Record set —
----------

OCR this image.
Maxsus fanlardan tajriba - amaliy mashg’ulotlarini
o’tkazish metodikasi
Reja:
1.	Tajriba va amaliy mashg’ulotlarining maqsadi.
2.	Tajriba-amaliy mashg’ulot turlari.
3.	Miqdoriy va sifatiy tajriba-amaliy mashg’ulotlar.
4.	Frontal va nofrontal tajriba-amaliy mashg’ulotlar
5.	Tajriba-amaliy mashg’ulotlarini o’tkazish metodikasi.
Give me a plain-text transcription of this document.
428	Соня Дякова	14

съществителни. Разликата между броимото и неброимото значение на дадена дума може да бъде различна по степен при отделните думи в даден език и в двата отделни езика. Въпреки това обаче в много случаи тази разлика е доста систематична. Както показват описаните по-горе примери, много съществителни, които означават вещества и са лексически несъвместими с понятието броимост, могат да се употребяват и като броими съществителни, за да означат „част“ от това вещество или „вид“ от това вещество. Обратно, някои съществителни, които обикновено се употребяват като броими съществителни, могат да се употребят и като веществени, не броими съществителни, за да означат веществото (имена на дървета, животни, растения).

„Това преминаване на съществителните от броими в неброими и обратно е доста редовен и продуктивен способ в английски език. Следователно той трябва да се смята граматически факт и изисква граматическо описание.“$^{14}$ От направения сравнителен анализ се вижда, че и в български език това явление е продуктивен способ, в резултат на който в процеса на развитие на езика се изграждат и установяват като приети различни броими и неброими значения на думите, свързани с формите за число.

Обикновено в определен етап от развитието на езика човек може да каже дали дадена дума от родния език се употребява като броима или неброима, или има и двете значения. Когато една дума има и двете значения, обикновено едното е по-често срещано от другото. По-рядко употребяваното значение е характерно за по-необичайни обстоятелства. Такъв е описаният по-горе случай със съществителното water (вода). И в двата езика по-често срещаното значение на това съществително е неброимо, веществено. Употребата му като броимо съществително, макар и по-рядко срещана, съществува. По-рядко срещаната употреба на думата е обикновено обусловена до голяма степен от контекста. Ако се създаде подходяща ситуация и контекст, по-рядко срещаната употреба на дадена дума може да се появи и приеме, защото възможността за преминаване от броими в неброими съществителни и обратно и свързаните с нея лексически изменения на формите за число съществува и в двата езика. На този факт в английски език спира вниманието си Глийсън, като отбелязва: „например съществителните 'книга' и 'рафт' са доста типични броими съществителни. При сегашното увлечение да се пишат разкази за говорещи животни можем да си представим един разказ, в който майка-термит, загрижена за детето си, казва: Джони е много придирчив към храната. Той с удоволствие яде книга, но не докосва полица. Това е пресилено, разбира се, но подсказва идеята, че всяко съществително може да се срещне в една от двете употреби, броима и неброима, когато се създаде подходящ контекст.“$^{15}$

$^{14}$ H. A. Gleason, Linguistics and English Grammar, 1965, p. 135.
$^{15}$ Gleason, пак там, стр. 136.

----------

Exercise requirements —
Extract each line of the material exactly as it stands.

Result for this exercise —
OCR this image.
Maxsus fanlardan tajriba - amaliy mashg’ulotlarini
o’tkazish metodikasi
Reja:
1.	Tajriba va amaliy mashg’ulotlarining maqsadi.
2.	Tajriba-amaliy mashg’ulot turlari.
3.	Miqdoriy va sifatiy tajriba-amaliy mashg’ulotlar.
4.	Frontal va nofrontal tajriba-amaliy mashg’ulotlar
5.	Tajriba-amaliy mashg’ulotlarini o’tkazish metodikasi.
Give me a plain-text transcription of this document.
428	Соня Дякова	14

съществителни. Разликата между броимото и неброимото значение на дадена дума може да бъде различна по степен при отделните думи в даден език и в двата отделни езика. Въпреки това обаче в много случаи тази разлика е доста систематична. Както показват описаните по-горе примери, много съществителни, които означават вещества и са лексически несъвместими с понятието броимост, могат да се употребяват и като броими съществителни, за да означат „част“ от това вещество или „вид“ от това вещество. Обратно, някои съществителни, които обикновено се употребяват като броими съществителни, могат да се употребят и като веществени, не броими съществителни, за да означат веществото (имена на дървета, животни, растения).

„Това преминаване на съществителните от броими в неброими и обратно е доста редовен и продуктивен способ в английски език. Следователно той трябва да се смята граматически факт и изисква граматическо описание.“$^{14}$ От направения сравнителен анализ се вижда, че и в български език това явление е продуктивен способ, в резултат на който в процеса на развитие на езика се изграждат и установяват като приети различни броими и неброими значения на думите, свързани с формите за число.

Обикновено в определен етап от развитието на езика човек може да каже дали дадена дума от родния език се употребява като броима или неброима, или има и двете значения. Когато една дума има и двете значения, обикновено едното е по-често срещано от другото. По-рядко употребяваното значение е характерно за по-необичайни обстоятелства. Такъв е описаният по-горе случай със съществителното water (вода). И в двата езика по-често срещаното значение на това съществително е неброимо, веществено. Употребата му като броимо съществително, макар и по-рядко срещана, съществува. По-рядко срещаната употреба на думата е обикновено обусловена до голяма степен от контекста. Ако се създаде подходяща ситуация и контекст, по-рядко срещаната употреба на дадена дума може да се появи и приеме, защото възможността за преминаване от броими в неброими съществителни и обратно и свързаните с нея лексически изменения на формите за число съществува и в двата езика. На този факт в английски език спира вниманието си Глийсън, като отбелязва: „например съществителните 'книга' и 'рафт' са доста типични броими съществителни. При сегашното увлечение да се пишат разкази за говорещи животни можем да си представим един разказ, в който майка-термит, загрижена за детето си, казва: Джони е много придирчив към храната. Той с удоволствие яде книга, но не докосва полица. Това е пресилено, разбира се, но подсказва идеята, че всяко съществително може да се срещне в една от двете употреби, броима и неброима, когато се създаде подходящ контекст.“$^{15}$

$^{14}$ H. A. Gleason, Linguistics and English Grammar, 1965, p. 135.
$^{15}$ Gleason, пак там, стр. 136.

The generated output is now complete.